[Dataset items]

## BEGIN

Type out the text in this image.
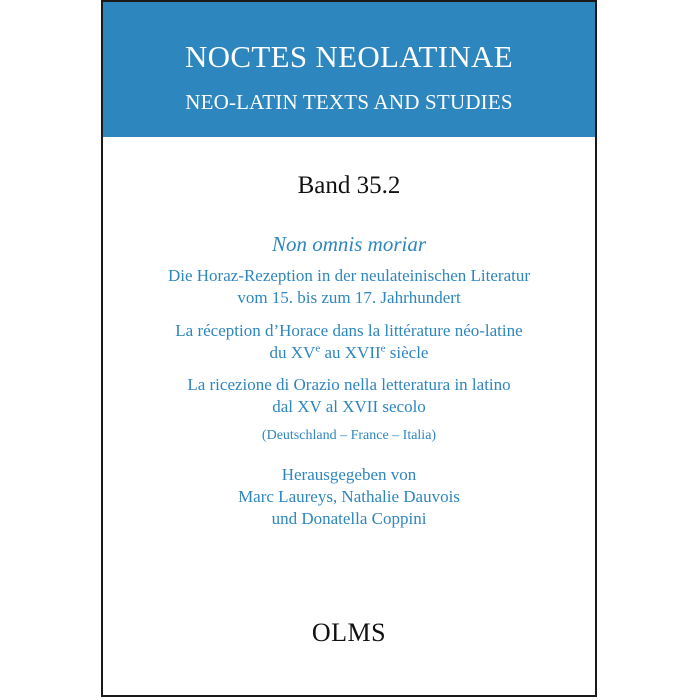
NOCTES NEOLATINAE
NEO-LATIN TEXTS AND STUDIES
Band 35.2
Non omnis moriar
Die Horaz-Rezeption in der neulateinischen Literatur
vom 15. bis zum 17. Jahrhundert
La réception d’Horace dans la littérature néo-latine
du XVe au XVIIe siècle
La ricezione di Orazio nella letteratura in latino
dal XV al XVII secolo
(Deutschland – France – Italia)
Herausgegeben von
Marc Laureys, Nathalie Dauvois
und Donatella Coppini
OLMS
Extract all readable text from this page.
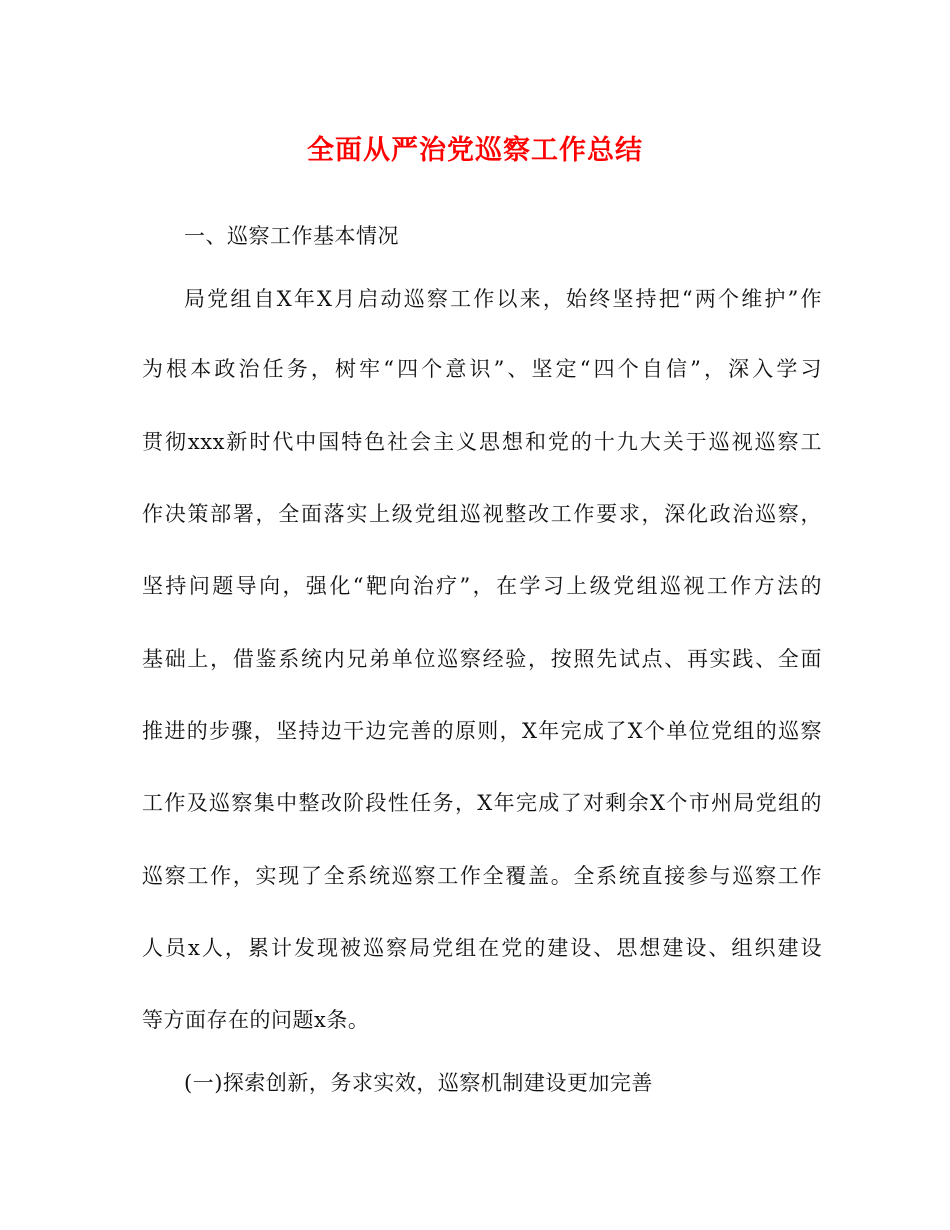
全面从严治党巡察工作总结
一、巡察工作基本情况
局党组自X年X月启动巡察工作以来，始终坚持把“两个维护”作
为根本政治任务，树牢“四个意识”、坚定“四个自信”，深入学习
贯彻xxx新时代中国特色社会主义思想和党的十九大关于巡视巡察工
作决策部署，全面落实上级党组巡视整改工作要求，深化政治巡察，
坚持问题导向，强化“靶向治疗”，在学习上级党组巡视工作方法的
基础上，借鉴系统内兄弟单位巡察经验，按照先试点、再实践、全面
推进的步骤，坚持边干边完善的原则，X年完成了X个单位党组的巡察
工作及巡察集中整改阶段性任务，X年完成了对剩余X个市州局党组的
巡察工作，实现了全系统巡察工作全覆盖。全系统直接参与巡察工作
人员x人，累计发现被巡察局党组在党的建设、思想建设、组织建设
等方面存在的问题x条。
(一)探索创新，务求实效，巡察机制建设更加完善
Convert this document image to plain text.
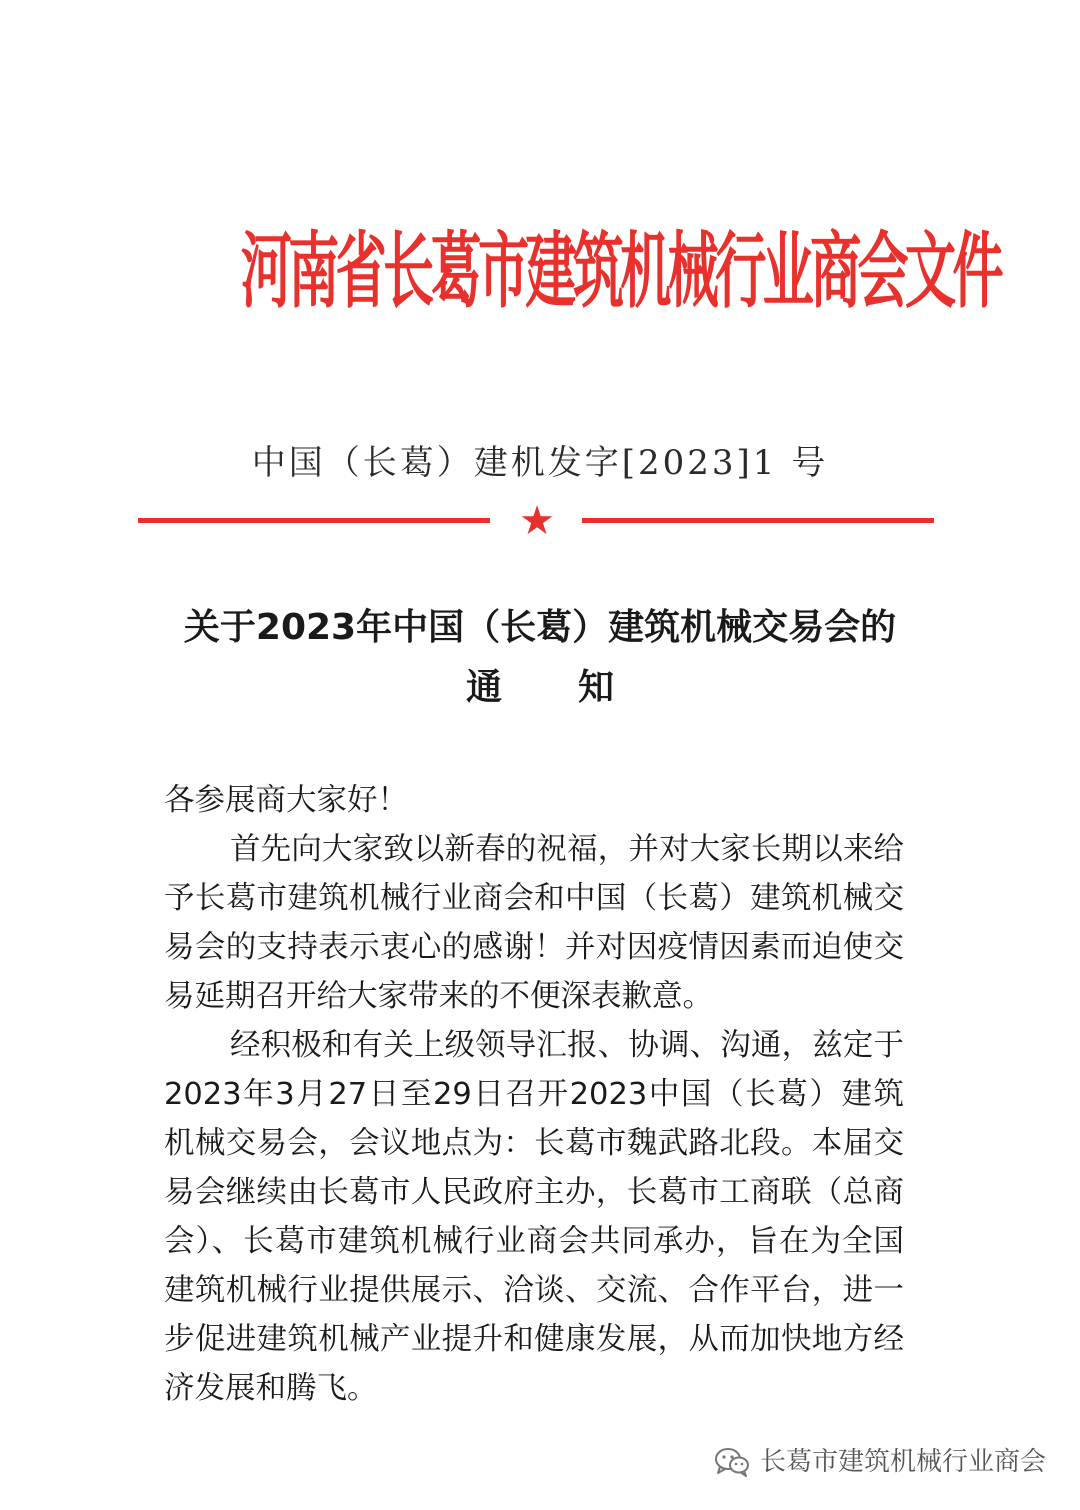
河南省长葛市建筑机械行业商会文件
中国（长葛）建机发字[2023]1 号
★
关于2023年中国（长葛）建筑机械交易会的
通知

各参展商大家好！

首先向大家致以新春的祝福，并对大家长期以来给予长葛市建筑机械行业商会和中国（长葛）建筑机械交易会的支持表示衷心的感谢！并对因疫情因素而迫使交易延期召开给大家带来的不便深表歉意。

经积极和有关上级领导汇报、协调、沟通，兹定于2023年3月27日至29日召开2023中国（长葛）建筑机械交易会，会议地点为：长葛市魏武路北段。本届交易会继续由长葛市人民政府主办，长葛市工商联（总商会）、长葛市建筑机械行业商会共同承办，旨在为全国建筑机械行业提供展示、洽谈、交流、合作平台，进一步促进建筑机械产业提升和健康发展，从而加快地方经济发展和腾飞。

长葛市建筑机械行业商会
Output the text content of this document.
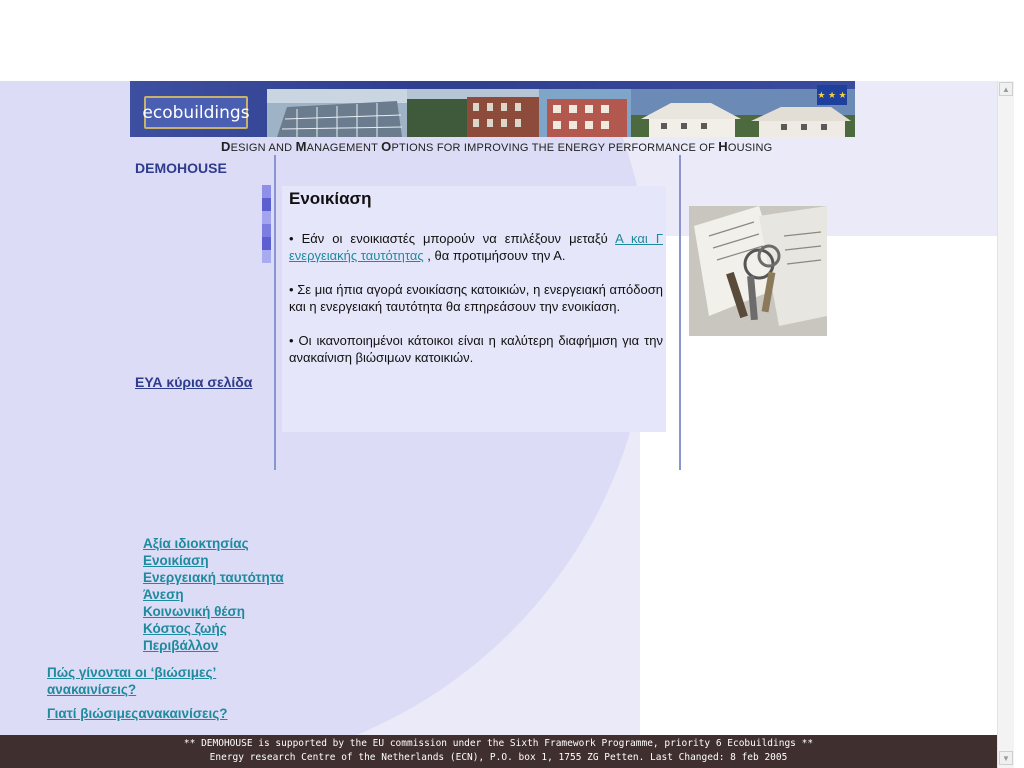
ecobuildings
★ ★ ★
DESIGN AND MANAGEMENT OPTIONS FOR IMPROVING THE ENERGY PERFORMANCE OF HOUSING
DEMOHOUSE
Ενοικίαση

• Εάν οι ενοικιαστές μπορούν να επιλέξουν μεταξύ Α και Γ ενεργειακής ταυτότητας , θα προτιμήσουν την Α.

• Σε μια ήπια αγορά ενοικίασης κατοικιών, η ενεργειακή απόδοση και η ενεργειακή ταυτότητα θα επηρεάσουν την ενοικίαση.

• Οι ικανοποιημένοι κάτοικοι είναι η καλύτερη διαφήμιση για την ανακαίνιση βιώσιμων κατοικιών.

ΕΥΑ κύρια σελίδα
Αξία ιδιοκτησίας
Ενοικίαση
Ενεργειακή ταυτότητα
Άνεση
Κοινωνική θέση
Κόστος ζωής
Περιβάλλον
Πώς γίνονται οι ‘βιώσιμες’ ανακαινίσεις?
Γιατί βιώσιμεςανακαινίσεις?
** DEMOHOUSE is supported by the EU commission under the Sixth Framework Programme, priority 6 Ecobuildings **
Energy research Centre of the Netherlands (ECN), P.O. box 1, 1755 ZG Petten. Last Changed: 8 feb 2005
▲
▼
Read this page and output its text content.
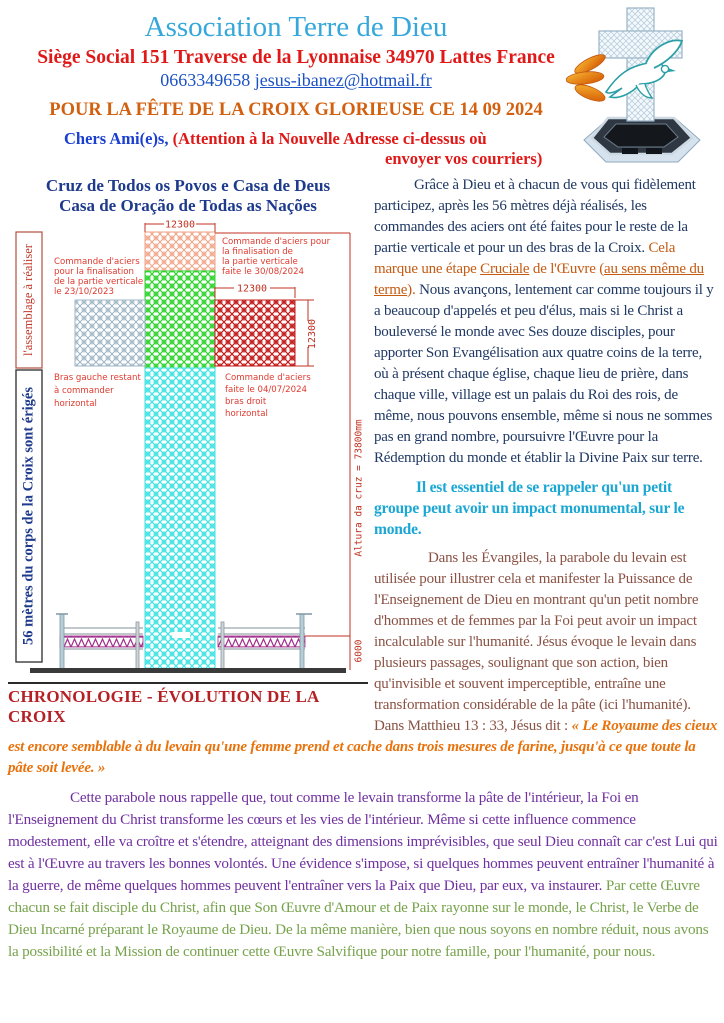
Association Terre de Dieu
Siège Social 151 Traverse de la Lyonnaise 34970 Lattes France
0663349658 jesus-ibanez@hotmail.fr
POUR LA FÊTE DE LA CROIX GLORIEUSE CE 14 09 2024
Chers Ami(e)s, (Attention à la Nouvelle Adresse ci-dessus où
envoyer vos courriers)
Cruz de Todos os Povos e Casa de Deus
Casa de Oração de Todas as Nações
l'assemblage à réaliser
56 mètres du corps de la Croix sont érigés
12300
12300
12300
Altura da cruz = 73800mm
6000
Commande d'aciers
pour la finalisation
de la partie verticale
le 23/10/2023
Commande d'aciers pour
la finalisation de
la partie verticale
faite le 30/08/2024
Bras gauche restant
à commander
horizontal
Commande d'aciers
faite le 04/07/2024
bras droit
horizontal
CHRONOLOGIE - ÉVOLUTION DE LA CROIX

Grâce à Dieu et à chacun de vous qui fidèlement participez, après les 56 mètres déjà réalisés, les commandes des aciers ont été faites pour le reste de la partie verticale et pour un des bras de la Croix. Cela marque une étape Cruciale de l'Œuvre (au sens même du terme). Nous avançons, lentement car comme toujours il y a beaucoup d'appelés et peu d'élus, mais si le Christ a bouleversé le monde avec Ses douze disciples, pour apporter Son Evangélisation aux quatre coins de la terre, où à présent chaque église, chaque lieu de prière, dans chaque ville, village est un palais du Roi des rois, de même, nous pouvons ensemble, même si nous ne sommes pas en grand nombre, poursuivre l'Œuvre pour la Rédemption du monde et établir la Divine Paix sur terre.

Il est essentiel de se rappeler qu'un petit groupe peut avoir un impact monumental, sur le monde.

Dans les Évangiles, la parabole du levain est utilisée pour illustrer cela et manifester la Puissance de l'Enseignement de Dieu en montrant qu'un petit nombre d'hommes et de femmes par la Foi peut avoir un impact incalculable sur l'humanité. Jésus évoque le levain dans plusieurs passages, soulignant que son action, bien qu'invisible et souvent imperceptible, entraîne une transformation considérable de la pâte (ici l'humanité). Dans Matthieu 13 : 33, Jésus dit : « Le Royaume des cieux est encore semblable à du levain qu'une femme prend et cache dans trois mesures de farine, jusqu'à ce que toute la pâte soit levée. »

Cette parabole nous rappelle que, tout comme le levain transforme la pâte de l'intérieur, la Foi en l'Enseignement du Christ transforme les cœurs et les vies de l'intérieur. Même si cette influence commence modestement, elle va croître et s'étendre, atteignant des dimensions imprévisibles, que seul Dieu connaît car c'est Lui qui est à l'Œuvre au travers les bonnes volontés. Une évidence s'impose, si quelques hommes peuvent entraîner l'humanité à la guerre, de même quelques hommes peuvent l'entraîner vers la Paix que Dieu, par eux, va instaurer. Par cette Œuvre chacun se fait disciple du Christ, afin que Son Œuvre d'Amour et de Paix rayonne sur le monde, le Christ, le Verbe de Dieu Incarné préparant le Royaume de Dieu. De la même manière, bien que nous soyons en nombre réduit, nous avons la possibilité et la Mission de continuer cette Œuvre Salvifique pour notre famille, pour l'humanité, pour nous.
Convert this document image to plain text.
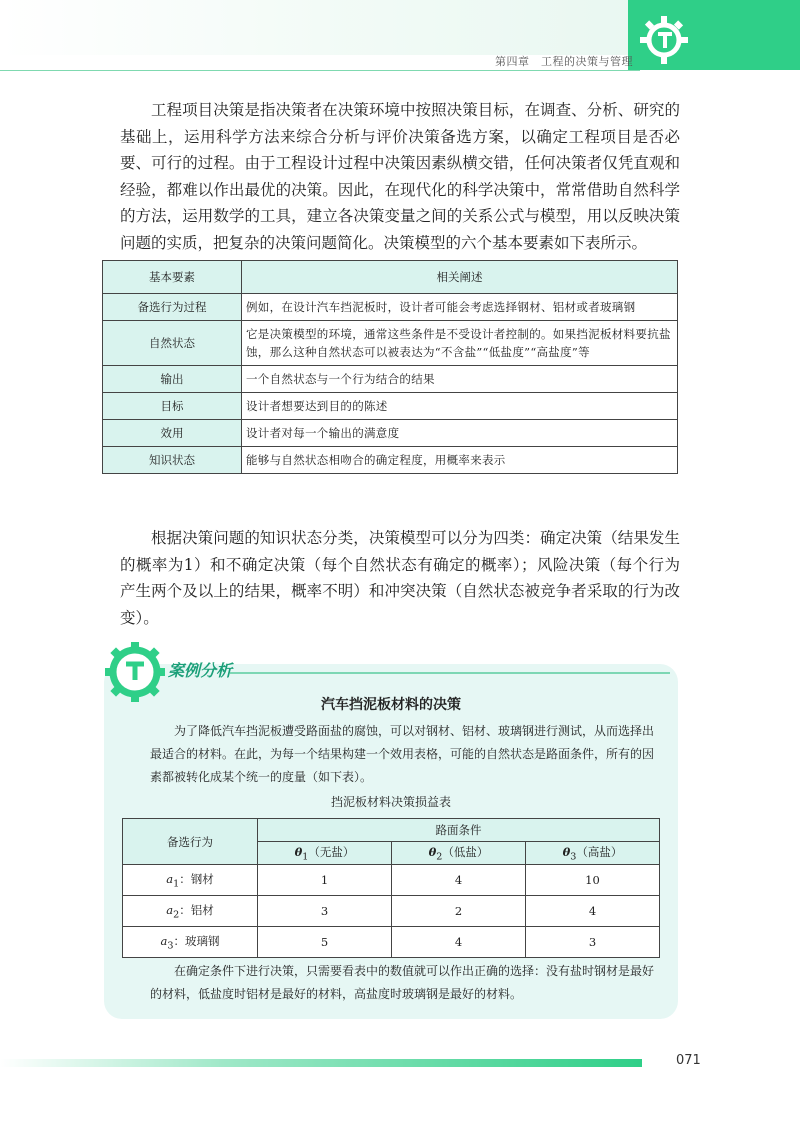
第四章　工程的决策与管理

工程项目决策是指决策者在决策环境中按照决策目标，在调查、分析、研究的基础上，运用科学方法来综合分析与评价决策备选方案，以确定工程项目是否必要、可行的过程。由于工程设计过程中决策因素纵横交错，任何决策者仅凭直观和经验，都难以作出最优的决策。因此，在现代化的科学决策中，常常借助自然科学的方法，运用数学的工具，建立各决策变量之间的关系公式与模型，用以反映决策问题的实质，把复杂的决策问题简化。决策模型的六个基本要素如下表所示。

基本要素	相关阐述
备选行为过程	例如，在设计汽车挡泥板时，设计者可能会考虑选择钢材、铝材或者玻璃钢
自然状态	它是决策模型的环境，通常这些条件是不受设计者控制的。如果挡泥板材料要抗盐蚀，那么这种自然状态可以被表达为“不含盐”“低盐度”“高盐度”等
输出	一个自然状态与一个行为结合的结果
目标	设计者想要达到目的的陈述
效用	设计者对每一个输出的满意度
知识状态	能够与自然状态相吻合的确定程度，用概率来表示

根据决策问题的知识状态分类，决策模型可以分为四类：确定决策（结果发生的概率为1）和不确定决策（每个自然状态有确定的概率）；风险决策（每个行为产生两个及以上的结果，概率不明）和冲突决策（自然状态被竞争者采取的行为改变）。

案例分析
汽车挡泥板材料的决策

为了降低汽车挡泥板遭受路面盐的腐蚀，可以对钢材、铝材、玻璃钢进行测试，从而选择出最适合的材料。在此，为每一个结果构建一个效用表格，可能的自然状态是路面条件，所有的因素都被转化成某个统一的度量（如下表）。

挡泥板材料决策损益表
备选行为	路面条件		
	$\theta_1$（无盐）	$\theta_2$（低盐）	$\theta_3$（高盐）
$a_1$：钢材	1	4	10
$a_2$：铝材	3	2	4
$a_3$：玻璃钢	5	4	3

在确定条件下进行决策，只需要看表中的数值就可以作出正确的选择：没有盐时钢材是最好的材料，低盐度时铝材是最好的材料，高盐度时玻璃钢是最好的材料。

071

## END

■ INSTRUCTIONS FOR THE TASK
Make a copy of each line that contains the string "Christ".

■ TASK OUTPUT
Grâce à Dieu et à chacun de vous qui fidèlement participez, après les 56 mètres déjà réalisés, les commandes des aciers ont été faites pour le reste de la partie verticale et pour un des bras de la Croix. Cela marque une étape Cruciale de l'Œuvre (au sens même du terme). Nous avançons, lentement car comme toujours il y a beaucoup d'appelés et peu d'élus, mais si le Christ a bouleversé le monde avec Ses douze disciples, pour apporter Son Evangélisation aux quatre coins de la terre, où à présent chaque église, chaque lieu de prière, dans chaque ville, village est un palais du Roi des rois, de même, nous pouvons ensemble, même si nous ne sommes pas en grand nombre, poursuivre l'Œuvre pour la Rédemption du monde et établir la Divine Paix sur terre.
Cette parabole nous rappelle que, tout comme le levain transforme la pâte de l'intérieur, la Foi en l'Enseignement du Christ transforme les cœurs et les vies de l'intérieur. Même si cette influence commence modestement, elle va croître et s'étendre, atteignant des dimensions imprévisibles, que seul Dieu connaît car c'est Lui qui est à l'Œuvre au travers les bonnes volontés. Une évidence s'impose, si quelques hommes peuvent entraîner l'humanité à la guerre, de même quelques hommes peuvent l'entraîner vers la Paix que Dieu, par eux, va instaurer. Par cette Œuvre chacun se fait disciple du Christ, afin que Son Œuvre d'Amour et de Paix rayonne sur le monde, le Christ, le Verbe de Dieu Incarné préparant le Royaume de Dieu. De la même manière, bien que nous soyons en nombre réduit, nous avons la possibilité et la Mission de continuer cette Œuvre Salvifique pour notre famille, pour l'humanité, pour nous.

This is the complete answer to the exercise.